__Written problem__
Your task is to transcribe the data in full.

Some records
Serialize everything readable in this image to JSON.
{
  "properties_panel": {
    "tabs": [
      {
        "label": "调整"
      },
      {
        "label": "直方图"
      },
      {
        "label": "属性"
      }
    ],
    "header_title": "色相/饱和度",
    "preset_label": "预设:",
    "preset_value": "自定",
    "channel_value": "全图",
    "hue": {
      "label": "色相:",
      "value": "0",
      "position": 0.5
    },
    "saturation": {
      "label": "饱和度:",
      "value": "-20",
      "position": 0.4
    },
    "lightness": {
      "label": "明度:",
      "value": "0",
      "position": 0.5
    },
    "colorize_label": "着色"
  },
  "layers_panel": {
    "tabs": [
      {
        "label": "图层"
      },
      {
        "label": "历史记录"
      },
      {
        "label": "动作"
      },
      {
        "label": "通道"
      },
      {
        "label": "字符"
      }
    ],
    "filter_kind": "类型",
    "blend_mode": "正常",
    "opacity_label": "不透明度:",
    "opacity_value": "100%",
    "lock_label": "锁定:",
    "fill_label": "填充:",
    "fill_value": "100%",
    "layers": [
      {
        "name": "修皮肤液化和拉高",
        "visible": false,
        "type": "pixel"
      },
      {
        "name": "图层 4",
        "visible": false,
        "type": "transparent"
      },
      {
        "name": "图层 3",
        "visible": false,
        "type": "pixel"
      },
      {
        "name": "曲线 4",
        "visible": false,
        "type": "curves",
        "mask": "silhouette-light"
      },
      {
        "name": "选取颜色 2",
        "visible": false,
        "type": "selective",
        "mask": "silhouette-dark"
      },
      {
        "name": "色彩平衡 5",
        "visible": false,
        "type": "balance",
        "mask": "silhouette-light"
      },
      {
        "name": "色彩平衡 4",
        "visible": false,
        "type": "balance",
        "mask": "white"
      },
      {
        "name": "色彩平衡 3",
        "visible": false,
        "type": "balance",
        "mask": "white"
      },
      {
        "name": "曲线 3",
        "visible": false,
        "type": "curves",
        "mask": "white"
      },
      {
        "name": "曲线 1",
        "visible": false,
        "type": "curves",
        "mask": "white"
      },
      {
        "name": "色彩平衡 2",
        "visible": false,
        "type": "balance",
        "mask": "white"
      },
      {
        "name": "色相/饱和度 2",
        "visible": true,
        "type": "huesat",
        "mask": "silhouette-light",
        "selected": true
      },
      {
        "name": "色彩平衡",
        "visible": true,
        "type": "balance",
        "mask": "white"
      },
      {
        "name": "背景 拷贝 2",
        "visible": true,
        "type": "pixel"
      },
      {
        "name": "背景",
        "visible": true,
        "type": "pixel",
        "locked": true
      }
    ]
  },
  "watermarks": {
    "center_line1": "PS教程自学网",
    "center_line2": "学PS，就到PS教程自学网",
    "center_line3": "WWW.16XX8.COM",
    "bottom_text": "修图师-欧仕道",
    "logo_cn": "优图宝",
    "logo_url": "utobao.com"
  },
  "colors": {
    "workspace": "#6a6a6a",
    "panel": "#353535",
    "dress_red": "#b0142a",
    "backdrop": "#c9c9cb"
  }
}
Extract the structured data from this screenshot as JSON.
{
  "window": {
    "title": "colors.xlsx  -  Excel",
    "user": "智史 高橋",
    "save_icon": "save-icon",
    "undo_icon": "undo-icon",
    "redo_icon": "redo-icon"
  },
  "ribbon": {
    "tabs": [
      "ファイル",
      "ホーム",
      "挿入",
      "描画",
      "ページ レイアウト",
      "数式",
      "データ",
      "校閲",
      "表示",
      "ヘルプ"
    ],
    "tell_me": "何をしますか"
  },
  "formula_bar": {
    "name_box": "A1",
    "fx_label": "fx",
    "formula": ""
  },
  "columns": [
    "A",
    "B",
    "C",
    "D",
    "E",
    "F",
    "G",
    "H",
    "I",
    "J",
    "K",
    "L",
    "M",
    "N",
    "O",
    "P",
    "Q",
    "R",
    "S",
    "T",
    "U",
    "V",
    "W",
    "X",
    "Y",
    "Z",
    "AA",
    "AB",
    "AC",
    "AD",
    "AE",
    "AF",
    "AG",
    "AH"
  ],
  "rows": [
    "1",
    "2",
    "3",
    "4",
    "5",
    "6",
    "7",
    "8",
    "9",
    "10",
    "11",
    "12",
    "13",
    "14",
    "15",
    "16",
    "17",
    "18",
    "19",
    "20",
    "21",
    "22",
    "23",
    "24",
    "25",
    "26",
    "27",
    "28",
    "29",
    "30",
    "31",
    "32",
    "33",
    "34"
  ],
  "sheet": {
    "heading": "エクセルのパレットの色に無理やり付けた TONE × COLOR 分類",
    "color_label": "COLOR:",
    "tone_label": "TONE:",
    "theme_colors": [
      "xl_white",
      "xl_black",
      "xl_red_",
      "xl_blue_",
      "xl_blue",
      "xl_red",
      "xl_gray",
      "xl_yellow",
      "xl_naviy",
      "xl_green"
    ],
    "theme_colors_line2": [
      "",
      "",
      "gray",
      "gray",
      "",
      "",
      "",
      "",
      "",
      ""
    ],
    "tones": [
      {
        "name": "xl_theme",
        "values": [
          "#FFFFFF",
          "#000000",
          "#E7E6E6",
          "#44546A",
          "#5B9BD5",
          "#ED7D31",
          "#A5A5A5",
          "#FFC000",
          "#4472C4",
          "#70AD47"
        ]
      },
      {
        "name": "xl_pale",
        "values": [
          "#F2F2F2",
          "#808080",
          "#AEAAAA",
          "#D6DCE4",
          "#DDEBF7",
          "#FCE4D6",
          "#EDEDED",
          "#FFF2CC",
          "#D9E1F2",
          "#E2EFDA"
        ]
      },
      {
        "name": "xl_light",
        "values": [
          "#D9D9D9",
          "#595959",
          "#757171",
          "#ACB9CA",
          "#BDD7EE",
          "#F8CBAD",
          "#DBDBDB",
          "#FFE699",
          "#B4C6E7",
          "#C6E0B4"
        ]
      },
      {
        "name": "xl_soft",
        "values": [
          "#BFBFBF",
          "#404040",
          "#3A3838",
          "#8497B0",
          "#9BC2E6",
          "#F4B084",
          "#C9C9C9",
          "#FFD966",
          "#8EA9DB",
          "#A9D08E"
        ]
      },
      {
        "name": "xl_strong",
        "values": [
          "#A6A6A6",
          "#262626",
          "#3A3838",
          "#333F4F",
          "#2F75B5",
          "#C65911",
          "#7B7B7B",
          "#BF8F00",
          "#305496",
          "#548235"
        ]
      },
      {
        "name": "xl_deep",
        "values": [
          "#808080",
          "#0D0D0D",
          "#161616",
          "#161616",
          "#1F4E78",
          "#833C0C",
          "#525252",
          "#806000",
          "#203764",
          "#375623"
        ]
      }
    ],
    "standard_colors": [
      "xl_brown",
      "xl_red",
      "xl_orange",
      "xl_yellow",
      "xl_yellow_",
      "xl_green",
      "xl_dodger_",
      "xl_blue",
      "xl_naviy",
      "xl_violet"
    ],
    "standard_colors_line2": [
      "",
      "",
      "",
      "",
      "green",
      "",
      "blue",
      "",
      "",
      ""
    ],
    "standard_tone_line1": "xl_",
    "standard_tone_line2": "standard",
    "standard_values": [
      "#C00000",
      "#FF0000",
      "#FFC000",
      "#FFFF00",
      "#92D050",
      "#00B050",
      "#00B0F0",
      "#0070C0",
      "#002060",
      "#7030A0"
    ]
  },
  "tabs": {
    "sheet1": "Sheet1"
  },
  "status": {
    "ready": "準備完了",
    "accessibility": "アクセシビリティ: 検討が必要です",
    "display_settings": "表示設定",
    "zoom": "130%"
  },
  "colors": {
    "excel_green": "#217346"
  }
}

__Solution for this problem__
Serialize everything readable in this image to JSON.
{
  "properties_panel": {
    "tabs": [
      {
        "label": "调整"
      },
      {
        "label": "直方图"
      },
      {
        "label": "属性"
      }
    ],
    "header_title": "色相/饱和度",
    "preset_label": "预设:",
    "preset_value": "自定",
    "channel_value": "全图",
    "hue": {
      "label": "色相:",
      "value": "0",
      "position": 0.5
    },
    "saturation": {
      "label": "饱和度:",
      "value": "-20",
      "position": 0.4
    },
    "lightness": {
      "label": "明度:",
      "value": "0",
      "position": 0.5
    },
    "colorize_label": "着色"
  },
  "layers_panel": {
    "tabs": [
      {
        "label": "图层"
      },
      {
        "label": "历史记录"
      },
      {
        "label": "动作"
      },
      {
        "label": "通道"
      },
      {
        "label": "字符"
      }
    ],
    "filter_kind": "类型",
    "blend_mode": "正常",
    "opacity_label": "不透明度:",
    "opacity_value": "100%",
    "lock_label": "锁定:",
    "fill_label": "填充:",
    "fill_value": "100%",
    "layers": [
      {
        "name": "修皮肤液化和拉高",
        "visible": false,
        "type": "pixel"
      },
      {
        "name": "图层 4",
        "visible": false,
        "type": "transparent"
      },
      {
        "name": "图层 3",
        "visible": false,
        "type": "pixel"
      },
      {
        "name": "曲线 4",
        "visible": false,
        "type": "curves",
        "mask": "silhouette-light"
      },
      {
        "name": "选取颜色 2",
        "visible": false,
        "type": "selective",
        "mask": "silhouette-dark"
      },
      {
        "name": "色彩平衡 5",
        "visible": false,
        "type": "balance",
        "mask": "silhouette-light"
      },
      {
        "name": "色彩平衡 4",
        "visible": false,
        "type": "balance",
        "mask": "white"
      },
      {
        "name": "色彩平衡 3",
        "visible": false,
        "type": "balance",
        "mask": "white"
      },
      {
        "name": "曲线 3",
        "visible": false,
        "type": "curves",
        "mask": "white"
      },
      {
        "name": "曲线 1",
        "visible": false,
        "type": "curves",
        "mask": "white"
      },
      {
        "name": "色彩平衡 2",
        "visible": false,
        "type": "balance",
        "mask": "white"
      },
      {
        "name": "色相/饱和度 2",
        "visible": true,
        "type": "huesat",
        "mask": "silhouette-light",
        "selected": true
      },
      {
        "name": "色彩平衡",
        "visible": true,
        "type": "balance",
        "mask": "white"
      },
      {
        "name": "背景 拷贝 2",
        "visible": true,
        "type": "pixel"
      },
      {
        "name": "背景",
        "visible": true,
        "type": "pixel",
        "locked": true
      }
    ]
  },
  "watermarks": {
    "center_line1": "PS教程自学网",
    "center_line2": "学PS，就到PS教程自学网",
    "center_line3": "WWW.16XX8.COM",
    "bottom_text": "修图师-欧仕道",
    "logo_cn": "优图宝",
    "logo_url": "utobao.com"
  },
  "colors": {
    "workspace": "#6a6a6a",
    "panel": "#353535",
    "dress_red": "#b0142a",
    "backdrop": "#c9c9cb"
  }
}
Extract the structured data from this screenshot as JSON.
{
  "window": {
    "title": "colors.xlsx  -  Excel",
    "user": "智史 高橋",
    "save_icon": "save-icon",
    "undo_icon": "undo-icon",
    "redo_icon": "redo-icon"
  },
  "ribbon": {
    "tabs": [
      "ファイル",
      "ホーム",
      "挿入",
      "描画",
      "ページ レイアウト",
      "数式",
      "データ",
      "校閲",
      "表示",
      "ヘルプ"
    ],
    "tell_me": "何をしますか"
  },
  "formula_bar": {
    "name_box": "A1",
    "fx_label": "fx",
    "formula": ""
  },
  "columns": [
    "A",
    "B",
    "C",
    "D",
    "E",
    "F",
    "G",
    "H",
    "I",
    "J",
    "K",
    "L",
    "M",
    "N",
    "O",
    "P",
    "Q",
    "R",
    "S",
    "T",
    "U",
    "V",
    "W",
    "X",
    "Y",
    "Z",
    "AA",
    "AB",
    "AC",
    "AD",
    "AE",
    "AF",
    "AG",
    "AH"
  ],
  "rows": [
    "1",
    "2",
    "3",
    "4",
    "5",
    "6",
    "7",
    "8",
    "9",
    "10",
    "11",
    "12",
    "13",
    "14",
    "15",
    "16",
    "17",
    "18",
    "19",
    "20",
    "21",
    "22",
    "23",
    "24",
    "25",
    "26",
    "27",
    "28",
    "29",
    "30",
    "31",
    "32",
    "33",
    "34"
  ],
  "sheet": {
    "heading": "エクセルのパレットの色に無理やり付けた TONE × COLOR 分類",
    "color_label": "COLOR:",
    "tone_label": "TONE:",
    "theme_colors": [
      "xl_white",
      "xl_black",
      "xl_red_",
      "xl_blue_",
      "xl_blue",
      "xl_red",
      "xl_gray",
      "xl_yellow",
      "xl_naviy",
      "xl_green"
    ],
    "theme_colors_line2": [
      "",
      "",
      "gray",
      "gray",
      "",
      "",
      "",
      "",
      "",
      ""
    ],
    "tones": [
      {
        "name": "xl_theme",
        "values": [
          "#FFFFFF",
          "#000000",
          "#E7E6E6",
          "#44546A",
          "#5B9BD5",
          "#ED7D31",
          "#A5A5A5",
          "#FFC000",
          "#4472C4",
          "#70AD47"
        ]
      },
      {
        "name": "xl_pale",
        "values": [
          "#F2F2F2",
          "#808080",
          "#AEAAAA",
          "#D6DCE4",
          "#DDEBF7",
          "#FCE4D6",
          "#EDEDED",
          "#FFF2CC",
          "#D9E1F2",
          "#E2EFDA"
        ]
      },
      {
        "name": "xl_light",
        "values": [
          "#D9D9D9",
          "#595959",
          "#757171",
          "#ACB9CA",
          "#BDD7EE",
          "#F8CBAD",
          "#DBDBDB",
          "#FFE699",
          "#B4C6E7",
          "#C6E0B4"
        ]
      },
      {
        "name": "xl_soft",
        "values": [
          "#BFBFBF",
          "#404040",
          "#3A3838",
          "#8497B0",
          "#9BC2E6",
          "#F4B084",
          "#C9C9C9",
          "#FFD966",
          "#8EA9DB",
          "#A9D08E"
        ]
      },
      {
        "name": "xl_strong",
        "values": [
          "#A6A6A6",
          "#262626",
          "#3A3838",
          "#333F4F",
          "#2F75B5",
          "#C65911",
          "#7B7B7B",
          "#BF8F00",
          "#305496",
          "#548235"
        ]
      },
      {
        "name": "xl_deep",
        "values": [
          "#808080",
          "#0D0D0D",
          "#161616",
          "#161616",
          "#1F4E78",
          "#833C0C",
          "#525252",
          "#806000",
          "#203764",
          "#375623"
        ]
      }
    ],
    "standard_colors": [
      "xl_brown",
      "xl_red",
      "xl_orange",
      "xl_yellow",
      "xl_yellow_",
      "xl_green",
      "xl_dodger_",
      "xl_blue",
      "xl_naviy",
      "xl_violet"
    ],
    "standard_colors_line2": [
      "",
      "",
      "",
      "",
      "green",
      "",
      "blue",
      "",
      "",
      ""
    ],
    "standard_tone_line1": "xl_",
    "standard_tone_line2": "standard",
    "standard_values": [
      "#C00000",
      "#FF0000",
      "#FFC000",
      "#FFFF00",
      "#92D050",
      "#00B050",
      "#00B0F0",
      "#0070C0",
      "#002060",
      "#7030A0"
    ]
  },
  "tabs": {
    "sheet1": "Sheet1"
  },
  "status": {
    "ready": "準備完了",
    "accessibility": "アクセシビリティ: 検討が必要です",
    "display_settings": "表示設定",
    "zoom": "130%"
  },
  "colors": {
    "excel_green": "#217346"
  }
}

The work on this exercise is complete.